__What you are asked to do__.
Restate the data below word for word. Skip any images it contains.

Records from a data source
..........

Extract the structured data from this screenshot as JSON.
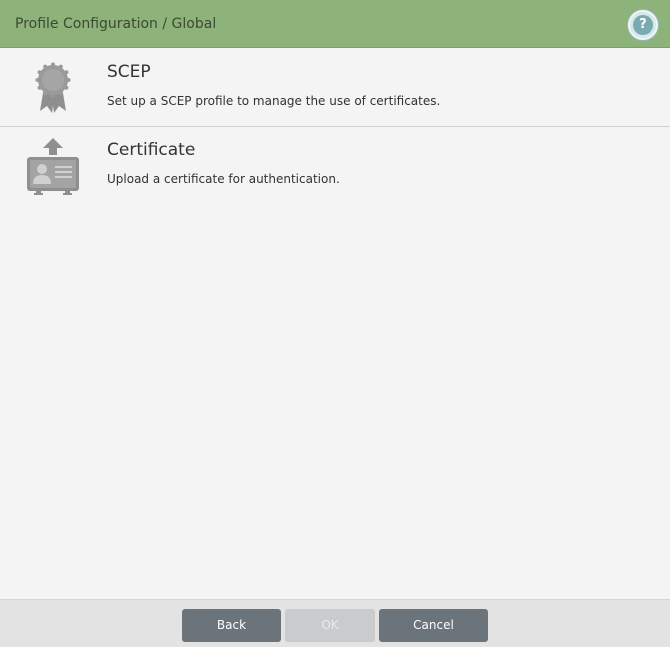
{
  "header": {
    "title": "Profile Configuration / Global",
    "help_label": "?"
  },
  "options": [
    {
      "title": "SCEP",
      "description": "Set up a SCEP profile to manage the use of certificates.",
      "icon": "award-ribbon-icon"
    },
    {
      "title": "Certificate",
      "description": "Upload a certificate for authentication.",
      "icon": "certificate-upload-icon"
    }
  ],
  "footer": {
    "back_label": "Back",
    "ok_label": "OK",
    "cancel_label": "Cancel",
    "ok_disabled": true
  },
  "colors": {
    "header_bg": "#8db27a",
    "body_bg": "#f4f4f4",
    "button_bg": "#6b737b",
    "button_disabled_bg": "#c9cbcd",
    "icon_gray": "#8f8f8f"
  }
}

..........

__Solved exercise__.
Extract the structured data from this screenshot as JSON.
{
  "header": {
    "title": "Profile Configuration / Global",
    "help_label": "?"
  },
  "options": [
    {
      "title": "SCEP",
      "description": "Set up a SCEP profile to manage the use of certificates.",
      "icon": "award-ribbon-icon"
    },
    {
      "title": "Certificate",
      "description": "Upload a certificate for authentication.",
      "icon": "certificate-upload-icon"
    }
  ],
  "footer": {
    "back_label": "Back",
    "ok_label": "OK",
    "cancel_label": "Cancel",
    "ok_disabled": true
  },
  "colors": {
    "header_bg": "#8db27a",
    "body_bg": "#f4f4f4",
    "button_bg": "#6b737b",
    "button_disabled_bg": "#c9cbcd",
    "icon_gray": "#8f8f8f"
  }
}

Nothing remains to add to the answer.